> Aim of the task
Omit the pictures and return every entry exactly as written.

> Data shown

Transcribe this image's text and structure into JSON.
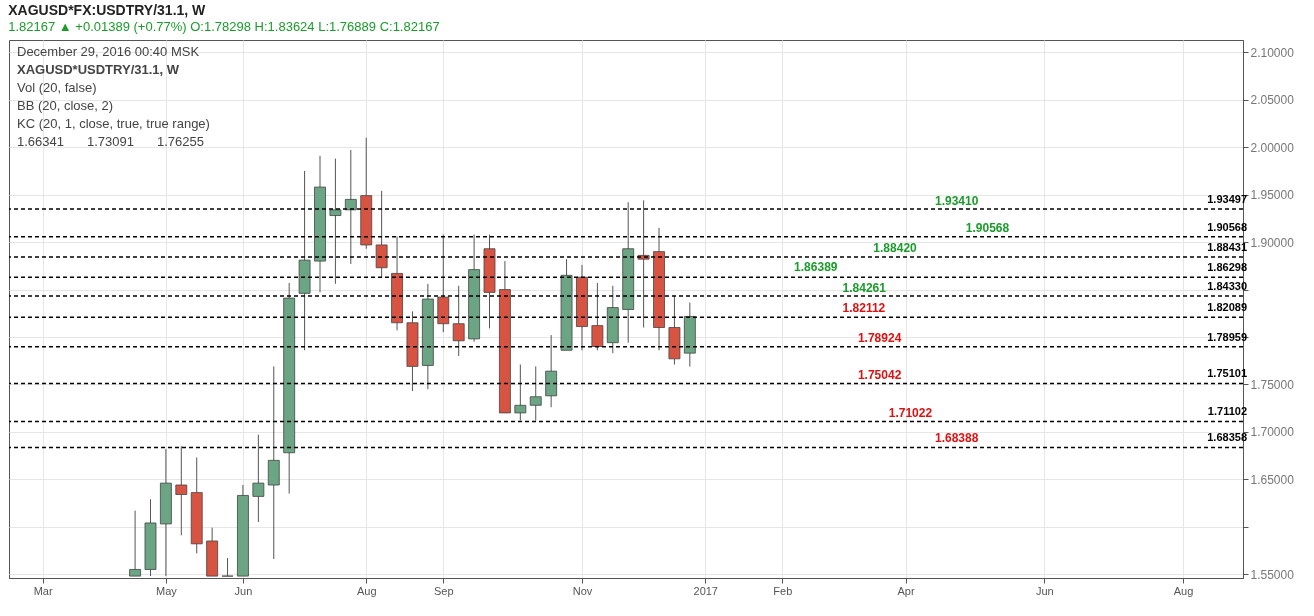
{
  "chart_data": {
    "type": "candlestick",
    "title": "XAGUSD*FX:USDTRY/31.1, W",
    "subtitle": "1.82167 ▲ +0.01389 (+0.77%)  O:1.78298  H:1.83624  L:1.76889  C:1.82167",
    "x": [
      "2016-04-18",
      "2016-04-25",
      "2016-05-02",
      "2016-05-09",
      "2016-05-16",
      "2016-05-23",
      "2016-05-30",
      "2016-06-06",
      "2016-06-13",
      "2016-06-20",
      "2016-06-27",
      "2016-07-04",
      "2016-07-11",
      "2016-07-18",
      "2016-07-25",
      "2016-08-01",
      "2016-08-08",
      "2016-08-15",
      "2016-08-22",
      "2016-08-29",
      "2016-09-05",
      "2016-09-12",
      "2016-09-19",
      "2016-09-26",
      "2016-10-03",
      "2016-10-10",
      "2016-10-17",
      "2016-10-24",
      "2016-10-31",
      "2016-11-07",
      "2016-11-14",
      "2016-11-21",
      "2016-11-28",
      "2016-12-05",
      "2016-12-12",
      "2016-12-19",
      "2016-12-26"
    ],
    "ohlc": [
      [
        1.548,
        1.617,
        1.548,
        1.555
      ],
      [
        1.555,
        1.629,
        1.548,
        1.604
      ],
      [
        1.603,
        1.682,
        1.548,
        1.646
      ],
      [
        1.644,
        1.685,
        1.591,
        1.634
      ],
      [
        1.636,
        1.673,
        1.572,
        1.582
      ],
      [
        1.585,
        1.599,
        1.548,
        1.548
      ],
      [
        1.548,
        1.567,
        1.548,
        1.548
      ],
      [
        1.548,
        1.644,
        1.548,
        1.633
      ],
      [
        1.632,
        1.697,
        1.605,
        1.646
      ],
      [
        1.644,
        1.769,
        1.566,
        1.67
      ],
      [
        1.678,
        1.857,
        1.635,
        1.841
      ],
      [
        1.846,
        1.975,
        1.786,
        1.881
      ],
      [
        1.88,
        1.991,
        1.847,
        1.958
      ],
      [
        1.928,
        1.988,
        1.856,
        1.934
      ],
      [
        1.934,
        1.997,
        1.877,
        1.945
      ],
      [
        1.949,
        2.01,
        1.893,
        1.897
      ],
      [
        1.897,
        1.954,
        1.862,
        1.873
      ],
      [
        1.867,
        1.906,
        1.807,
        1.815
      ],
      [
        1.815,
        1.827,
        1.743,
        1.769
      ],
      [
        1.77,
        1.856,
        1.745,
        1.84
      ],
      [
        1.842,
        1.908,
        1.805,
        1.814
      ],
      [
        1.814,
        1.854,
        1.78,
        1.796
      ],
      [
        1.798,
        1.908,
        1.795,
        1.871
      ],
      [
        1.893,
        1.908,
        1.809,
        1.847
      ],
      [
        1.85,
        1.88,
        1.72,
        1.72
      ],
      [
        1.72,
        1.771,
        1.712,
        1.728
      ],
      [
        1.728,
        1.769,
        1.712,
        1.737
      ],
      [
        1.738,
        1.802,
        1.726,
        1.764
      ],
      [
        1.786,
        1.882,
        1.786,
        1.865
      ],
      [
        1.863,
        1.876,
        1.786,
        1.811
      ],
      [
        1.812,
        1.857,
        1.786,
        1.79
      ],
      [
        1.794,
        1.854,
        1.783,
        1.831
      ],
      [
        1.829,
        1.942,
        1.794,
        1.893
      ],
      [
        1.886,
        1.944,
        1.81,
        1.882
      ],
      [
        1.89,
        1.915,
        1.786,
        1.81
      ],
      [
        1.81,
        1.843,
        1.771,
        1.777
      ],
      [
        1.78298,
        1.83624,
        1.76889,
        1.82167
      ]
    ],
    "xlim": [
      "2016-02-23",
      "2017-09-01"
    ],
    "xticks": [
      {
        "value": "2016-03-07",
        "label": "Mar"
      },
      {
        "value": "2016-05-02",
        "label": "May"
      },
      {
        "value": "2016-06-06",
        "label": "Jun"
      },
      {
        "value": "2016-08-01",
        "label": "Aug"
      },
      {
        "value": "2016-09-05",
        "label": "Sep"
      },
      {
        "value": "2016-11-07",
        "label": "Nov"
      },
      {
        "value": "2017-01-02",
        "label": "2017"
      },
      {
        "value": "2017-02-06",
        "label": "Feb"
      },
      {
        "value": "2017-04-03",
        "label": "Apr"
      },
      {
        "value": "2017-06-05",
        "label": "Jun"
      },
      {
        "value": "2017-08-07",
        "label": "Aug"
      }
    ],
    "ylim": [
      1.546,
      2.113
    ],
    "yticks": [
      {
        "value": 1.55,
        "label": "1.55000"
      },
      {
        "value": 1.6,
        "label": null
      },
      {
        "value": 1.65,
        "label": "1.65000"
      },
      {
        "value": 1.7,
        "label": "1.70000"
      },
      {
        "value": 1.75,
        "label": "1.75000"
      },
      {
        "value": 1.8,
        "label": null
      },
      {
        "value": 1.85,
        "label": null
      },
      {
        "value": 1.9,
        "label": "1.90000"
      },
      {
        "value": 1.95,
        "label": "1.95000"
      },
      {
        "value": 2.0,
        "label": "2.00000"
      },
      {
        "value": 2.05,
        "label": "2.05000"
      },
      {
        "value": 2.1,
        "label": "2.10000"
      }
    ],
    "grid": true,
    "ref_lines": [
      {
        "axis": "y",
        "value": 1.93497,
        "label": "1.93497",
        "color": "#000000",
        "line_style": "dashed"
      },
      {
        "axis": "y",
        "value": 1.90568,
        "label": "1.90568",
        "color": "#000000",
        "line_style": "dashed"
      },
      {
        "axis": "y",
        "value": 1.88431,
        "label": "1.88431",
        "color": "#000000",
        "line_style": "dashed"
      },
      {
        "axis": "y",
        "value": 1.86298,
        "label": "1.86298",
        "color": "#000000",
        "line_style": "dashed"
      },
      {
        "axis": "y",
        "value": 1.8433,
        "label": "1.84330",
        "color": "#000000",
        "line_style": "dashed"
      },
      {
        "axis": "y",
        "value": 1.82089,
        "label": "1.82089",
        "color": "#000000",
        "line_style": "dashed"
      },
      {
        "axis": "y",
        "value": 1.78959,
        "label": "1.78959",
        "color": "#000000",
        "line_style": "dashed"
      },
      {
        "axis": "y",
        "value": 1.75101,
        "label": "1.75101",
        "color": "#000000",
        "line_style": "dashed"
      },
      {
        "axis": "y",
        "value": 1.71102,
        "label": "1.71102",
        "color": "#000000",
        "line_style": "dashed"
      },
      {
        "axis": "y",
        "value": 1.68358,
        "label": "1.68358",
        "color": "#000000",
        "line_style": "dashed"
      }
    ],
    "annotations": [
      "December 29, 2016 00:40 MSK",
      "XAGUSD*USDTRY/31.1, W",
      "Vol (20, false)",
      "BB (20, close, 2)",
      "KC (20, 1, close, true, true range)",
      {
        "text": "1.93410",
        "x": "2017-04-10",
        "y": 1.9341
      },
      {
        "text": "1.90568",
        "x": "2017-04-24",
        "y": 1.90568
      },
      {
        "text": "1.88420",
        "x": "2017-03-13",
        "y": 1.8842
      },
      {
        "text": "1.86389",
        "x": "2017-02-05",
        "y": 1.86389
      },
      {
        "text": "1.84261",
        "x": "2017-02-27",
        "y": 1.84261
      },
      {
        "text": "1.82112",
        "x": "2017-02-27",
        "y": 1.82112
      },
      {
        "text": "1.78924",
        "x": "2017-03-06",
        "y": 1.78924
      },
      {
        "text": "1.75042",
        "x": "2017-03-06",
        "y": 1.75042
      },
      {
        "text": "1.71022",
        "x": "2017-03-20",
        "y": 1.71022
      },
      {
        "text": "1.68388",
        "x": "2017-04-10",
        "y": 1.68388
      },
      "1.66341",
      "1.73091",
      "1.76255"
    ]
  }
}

> Answer to this exercise
Transcribe this image's text and structure into JSON.
{
  "chart_data": {
    "type": "candlestick",
    "title": "XAGUSD*FX:USDTRY/31.1, W",
    "subtitle": "1.82167 ▲ +0.01389 (+0.77%)  O:1.78298  H:1.83624  L:1.76889  C:1.82167",
    "x": [
      "2016-04-18",
      "2016-04-25",
      "2016-05-02",
      "2016-05-09",
      "2016-05-16",
      "2016-05-23",
      "2016-05-30",
      "2016-06-06",
      "2016-06-13",
      "2016-06-20",
      "2016-06-27",
      "2016-07-04",
      "2016-07-11",
      "2016-07-18",
      "2016-07-25",
      "2016-08-01",
      "2016-08-08",
      "2016-08-15",
      "2016-08-22",
      "2016-08-29",
      "2016-09-05",
      "2016-09-12",
      "2016-09-19",
      "2016-09-26",
      "2016-10-03",
      "2016-10-10",
      "2016-10-17",
      "2016-10-24",
      "2016-10-31",
      "2016-11-07",
      "2016-11-14",
      "2016-11-21",
      "2016-11-28",
      "2016-12-05",
      "2016-12-12",
      "2016-12-19",
      "2016-12-26"
    ],
    "ohlc": [
      [
        1.548,
        1.617,
        1.548,
        1.555
      ],
      [
        1.555,
        1.629,
        1.548,
        1.604
      ],
      [
        1.603,
        1.682,
        1.548,
        1.646
      ],
      [
        1.644,
        1.685,
        1.591,
        1.634
      ],
      [
        1.636,
        1.673,
        1.572,
        1.582
      ],
      [
        1.585,
        1.599,
        1.548,
        1.548
      ],
      [
        1.548,
        1.567,
        1.548,
        1.548
      ],
      [
        1.548,
        1.644,
        1.548,
        1.633
      ],
      [
        1.632,
        1.697,
        1.605,
        1.646
      ],
      [
        1.644,
        1.769,
        1.566,
        1.67
      ],
      [
        1.678,
        1.857,
        1.635,
        1.841
      ],
      [
        1.846,
        1.975,
        1.786,
        1.881
      ],
      [
        1.88,
        1.991,
        1.847,
        1.958
      ],
      [
        1.928,
        1.988,
        1.856,
        1.934
      ],
      [
        1.934,
        1.997,
        1.877,
        1.945
      ],
      [
        1.949,
        2.01,
        1.893,
        1.897
      ],
      [
        1.897,
        1.954,
        1.862,
        1.873
      ],
      [
        1.867,
        1.906,
        1.807,
        1.815
      ],
      [
        1.815,
        1.827,
        1.743,
        1.769
      ],
      [
        1.77,
        1.856,
        1.745,
        1.84
      ],
      [
        1.842,
        1.908,
        1.805,
        1.814
      ],
      [
        1.814,
        1.854,
        1.78,
        1.796
      ],
      [
        1.798,
        1.908,
        1.795,
        1.871
      ],
      [
        1.893,
        1.908,
        1.809,
        1.847
      ],
      [
        1.85,
        1.88,
        1.72,
        1.72
      ],
      [
        1.72,
        1.771,
        1.712,
        1.728
      ],
      [
        1.728,
        1.769,
        1.712,
        1.737
      ],
      [
        1.738,
        1.802,
        1.726,
        1.764
      ],
      [
        1.786,
        1.882,
        1.786,
        1.865
      ],
      [
        1.863,
        1.876,
        1.786,
        1.811
      ],
      [
        1.812,
        1.857,
        1.786,
        1.79
      ],
      [
        1.794,
        1.854,
        1.783,
        1.831
      ],
      [
        1.829,
        1.942,
        1.794,
        1.893
      ],
      [
        1.886,
        1.944,
        1.81,
        1.882
      ],
      [
        1.89,
        1.915,
        1.786,
        1.81
      ],
      [
        1.81,
        1.843,
        1.771,
        1.777
      ],
      [
        1.78298,
        1.83624,
        1.76889,
        1.82167
      ]
    ],
    "xlim": [
      "2016-02-23",
      "2017-09-01"
    ],
    "xticks": [
      {
        "value": "2016-03-07",
        "label": "Mar"
      },
      {
        "value": "2016-05-02",
        "label": "May"
      },
      {
        "value": "2016-06-06",
        "label": "Jun"
      },
      {
        "value": "2016-08-01",
        "label": "Aug"
      },
      {
        "value": "2016-09-05",
        "label": "Sep"
      },
      {
        "value": "2016-11-07",
        "label": "Nov"
      },
      {
        "value": "2017-01-02",
        "label": "2017"
      },
      {
        "value": "2017-02-06",
        "label": "Feb"
      },
      {
        "value": "2017-04-03",
        "label": "Apr"
      },
      {
        "value": "2017-06-05",
        "label": "Jun"
      },
      {
        "value": "2017-08-07",
        "label": "Aug"
      }
    ],
    "ylim": [
      1.546,
      2.113
    ],
    "yticks": [
      {
        "value": 1.55,
        "label": "1.55000"
      },
      {
        "value": 1.6,
        "label": null
      },
      {
        "value": 1.65,
        "label": "1.65000"
      },
      {
        "value": 1.7,
        "label": "1.70000"
      },
      {
        "value": 1.75,
        "label": "1.75000"
      },
      {
        "value": 1.8,
        "label": null
      },
      {
        "value": 1.85,
        "label": null
      },
      {
        "value": 1.9,
        "label": "1.90000"
      },
      {
        "value": 1.95,
        "label": "1.95000"
      },
      {
        "value": 2.0,
        "label": "2.00000"
      },
      {
        "value": 2.05,
        "label": "2.05000"
      },
      {
        "value": 2.1,
        "label": "2.10000"
      }
    ],
    "grid": true,
    "ref_lines": [
      {
        "axis": "y",
        "value": 1.93497,
        "label": "1.93497",
        "color": "#000000",
        "line_style": "dashed"
      },
      {
        "axis": "y",
        "value": 1.90568,
        "label": "1.90568",
        "color": "#000000",
        "line_style": "dashed"
      },
      {
        "axis": "y",
        "value": 1.88431,
        "label": "1.88431",
        "color": "#000000",
        "line_style": "dashed"
      },
      {
        "axis": "y",
        "value": 1.86298,
        "label": "1.86298",
        "color": "#000000",
        "line_style": "dashed"
      },
      {
        "axis": "y",
        "value": 1.8433,
        "label": "1.84330",
        "color": "#000000",
        "line_style": "dashed"
      },
      {
        "axis": "y",
        "value": 1.82089,
        "label": "1.82089",
        "color": "#000000",
        "line_style": "dashed"
      },
      {
        "axis": "y",
        "value": 1.78959,
        "label": "1.78959",
        "color": "#000000",
        "line_style": "dashed"
      },
      {
        "axis": "y",
        "value": 1.75101,
        "label": "1.75101",
        "color": "#000000",
        "line_style": "dashed"
      },
      {
        "axis": "y",
        "value": 1.71102,
        "label": "1.71102",
        "color": "#000000",
        "line_style": "dashed"
      },
      {
        "axis": "y",
        "value": 1.68358,
        "label": "1.68358",
        "color": "#000000",
        "line_style": "dashed"
      }
    ],
    "annotations": [
      "December 29, 2016 00:40 MSK",
      "XAGUSD*USDTRY/31.1, W",
      "Vol (20, false)",
      "BB (20, close, 2)",
      "KC (20, 1, close, true, true range)",
      {
        "text": "1.93410",
        "x": "2017-04-10",
        "y": 1.9341
      },
      {
        "text": "1.90568",
        "x": "2017-04-24",
        "y": 1.90568
      },
      {
        "text": "1.88420",
        "x": "2017-03-13",
        "y": 1.8842
      },
      {
        "text": "1.86389",
        "x": "2017-02-05",
        "y": 1.86389
      },
      {
        "text": "1.84261",
        "x": "2017-02-27",
        "y": 1.84261
      },
      {
        "text": "1.82112",
        "x": "2017-02-27",
        "y": 1.82112
      },
      {
        "text": "1.78924",
        "x": "2017-03-06",
        "y": 1.78924
      },
      {
        "text": "1.75042",
        "x": "2017-03-06",
        "y": 1.75042
      },
      {
        "text": "1.71022",
        "x": "2017-03-20",
        "y": 1.71022
      },
      {
        "text": "1.68388",
        "x": "2017-04-10",
        "y": 1.68388
      },
      "1.66341",
      "1.73091",
      "1.76255"
    ]
  }
}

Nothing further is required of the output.